== Task ==
Below is a block of records; return all of them exactly, but without the images.

──────── Given records ────────

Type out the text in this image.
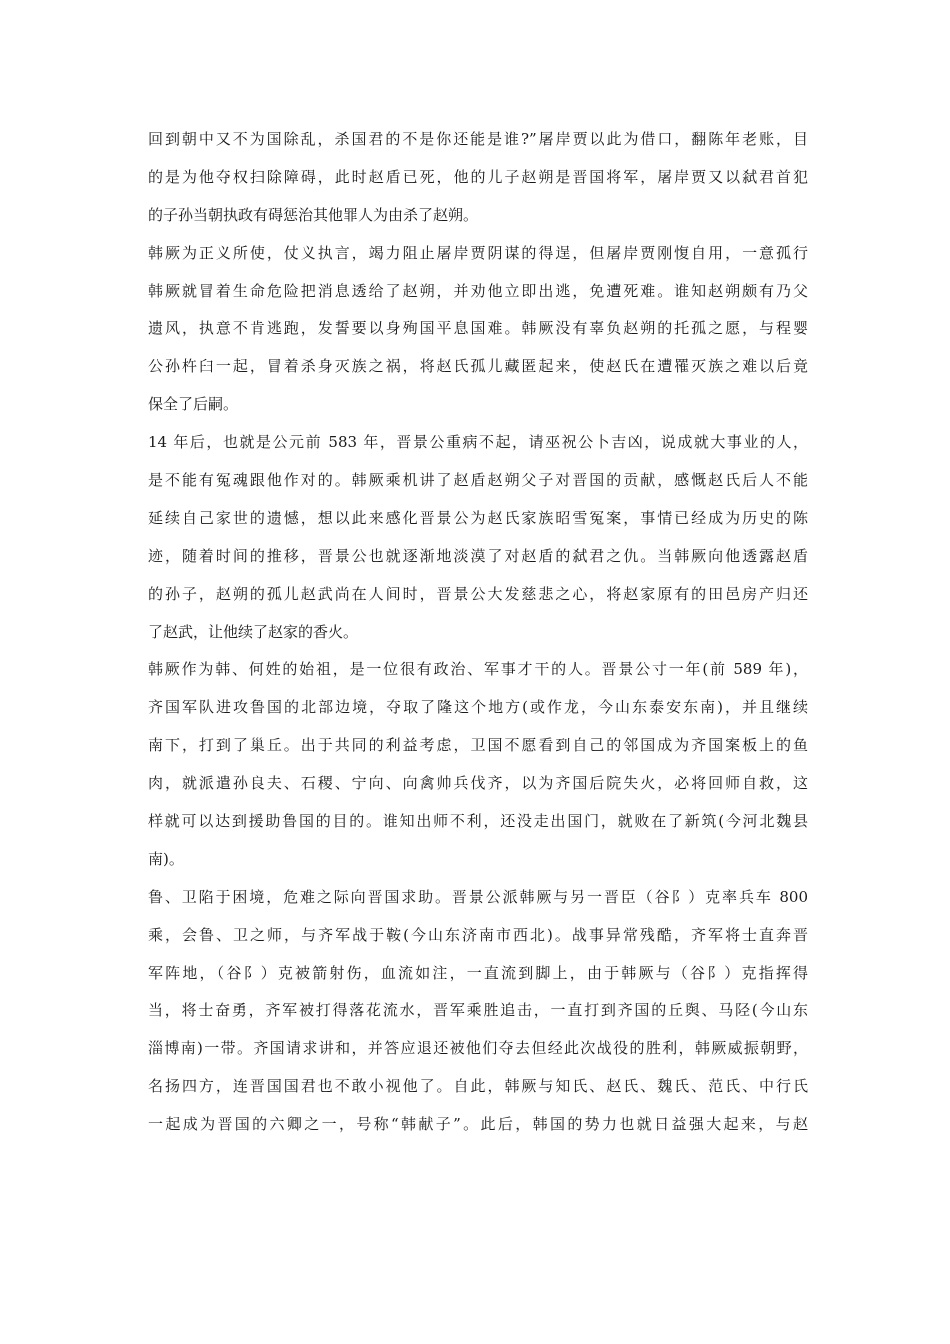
回到朝中又不为国除乱，杀国君的不是你还能是谁?”屠岸贾以此为借口，翻陈年老账，目
的是为他夺权扫除障碍，此时赵盾已死，他的儿子赵朔是晋国将军，屠岸贾又以弑君首犯
的子孙当朝执政有碍惩治其他罪人为由杀了赵朔。
韩厥为正义所使，仗义执言，竭力阻止屠岸贾阴谋的得逞，但屠岸贾刚愎自用，一意孤行
韩厥就冒着生命危险把消息透给了赵朔，并劝他立即出逃，免遭死难。谁知赵朔颇有乃父
遗风，执意不肯逃跑，发誓要以身殉国平息国难。韩厥没有辜负赵朔的托孤之愿，与程婴
公孙杵臼一起，冒着杀身灭族之祸，将赵氏孤儿藏匿起来，使赵氏在遭罹灭族之难以后竟
保全了后嗣。
14 年后，也就是公元前 583 年，晋景公重病不起，请巫祝公卜吉凶，说成就大事业的人，
是不能有冤魂跟他作对的。韩厥乘机讲了赵盾赵朔父子对晋国的贡献，感慨赵氏后人不能
延续自己家世的遗憾，想以此来感化晋景公为赵氏家族昭雪冤案，事情已经成为历史的陈
迹，随着时间的推移，晋景公也就逐渐地淡漠了对赵盾的弑君之仇。当韩厥向他透露赵盾
的孙子，赵朔的孤儿赵武尚在人间时，晋景公大发慈悲之心，将赵家原有的田邑房产归还
了赵武，让他续了赵家的香火。
韩厥作为韩、何姓的始祖，是一位很有政治、军事才干的人。晋景公寸一年(前 589 年)，
齐国军队进攻鲁国的北部边境，夺取了隆这个地方(或作龙，今山东泰安东南)，并且继续
南下，打到了巢丘。出于共同的利益考虑，卫国不愿看到自己的邻国成为齐国案板上的鱼
肉，就派遣孙良夫、石稷、宁向、向禽帅兵伐齐，以为齐国后院失火，必将回师自救，这
样就可以达到援助鲁国的目的。谁知出师不利，还没走出国门，就败在了新筑(今河北魏县
南)。
鲁、卫陷于困境，危难之际向晋国求助。晋景公派韩厥与另一晋臣（谷阝）克率兵车 800
乘，会鲁、卫之师，与齐军战于鞍(今山东济南市西北)。战事异常残酷，齐军将士直奔晋
军阵地，（谷阝）克被箭射伤，血流如注，一直流到脚上，由于韩厥与（谷阝）克指挥得
当，将士奋勇，齐军被打得落花流水，晋军乘胜追击，一直打到齐国的丘舆、马陉(今山东
淄博南)一带。齐国请求讲和，并答应退还被他们夺去但经此次战役的胜利，韩厥威振朝野，
名扬四方，连晋国国君也不敢小视他了。自此，韩厥与知氏、赵氏、魏氏、范氏、中行氏
一起成为晋国的六卿之一，号称“韩献子”。此后，韩国的势力也就日益强大起来，与赵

────────

== Worked solution ==
Type out the text in this image.
回到朝中又不为国除乱，杀国君的不是你还能是谁?”屠岸贾以此为借口，翻陈年老账，目
的是为他夺权扫除障碍，此时赵盾已死，他的儿子赵朔是晋国将军，屠岸贾又以弑君首犯
的子孙当朝执政有碍惩治其他罪人为由杀了赵朔。
韩厥为正义所使，仗义执言，竭力阻止屠岸贾阴谋的得逞，但屠岸贾刚愎自用，一意孤行
韩厥就冒着生命危险把消息透给了赵朔，并劝他立即出逃，免遭死难。谁知赵朔颇有乃父
遗风，执意不肯逃跑，发誓要以身殉国平息国难。韩厥没有辜负赵朔的托孤之愿，与程婴
公孙杵臼一起，冒着杀身灭族之祸，将赵氏孤儿藏匿起来，使赵氏在遭罹灭族之难以后竟
保全了后嗣。
14 年后，也就是公元前 583 年，晋景公重病不起，请巫祝公卜吉凶，说成就大事业的人，
是不能有冤魂跟他作对的。韩厥乘机讲了赵盾赵朔父子对晋国的贡献，感慨赵氏后人不能
延续自己家世的遗憾，想以此来感化晋景公为赵氏家族昭雪冤案，事情已经成为历史的陈
迹，随着时间的推移，晋景公也就逐渐地淡漠了对赵盾的弑君之仇。当韩厥向他透露赵盾
的孙子，赵朔的孤儿赵武尚在人间时，晋景公大发慈悲之心，将赵家原有的田邑房产归还
了赵武，让他续了赵家的香火。
韩厥作为韩、何姓的始祖，是一位很有政治、军事才干的人。晋景公寸一年(前 589 年)，
齐国军队进攻鲁国的北部边境，夺取了隆这个地方(或作龙，今山东泰安东南)，并且继续
南下，打到了巢丘。出于共同的利益考虑，卫国不愿看到自己的邻国成为齐国案板上的鱼
肉，就派遣孙良夫、石稷、宁向、向禽帅兵伐齐，以为齐国后院失火，必将回师自救，这
样就可以达到援助鲁国的目的。谁知出师不利，还没走出国门，就败在了新筑(今河北魏县
南)。
鲁、卫陷于困境，危难之际向晋国求助。晋景公派韩厥与另一晋臣（谷阝）克率兵车 800
乘，会鲁、卫之师，与齐军战于鞍(今山东济南市西北)。战事异常残酷，齐军将士直奔晋
军阵地，（谷阝）克被箭射伤，血流如注，一直流到脚上，由于韩厥与（谷阝）克指挥得
当，将士奋勇，齐军被打得落花流水，晋军乘胜追击，一直打到齐国的丘舆、马陉(今山东
淄博南)一带。齐国请求讲和，并答应退还被他们夺去但经此次战役的胜利，韩厥威振朝野，
名扬四方，连晋国国君也不敢小视他了。自此，韩厥与知氏、赵氏、魏氏、范氏、中行氏
一起成为晋国的六卿之一，号称“韩献子”。此后，韩国的势力也就日益强大起来，与赵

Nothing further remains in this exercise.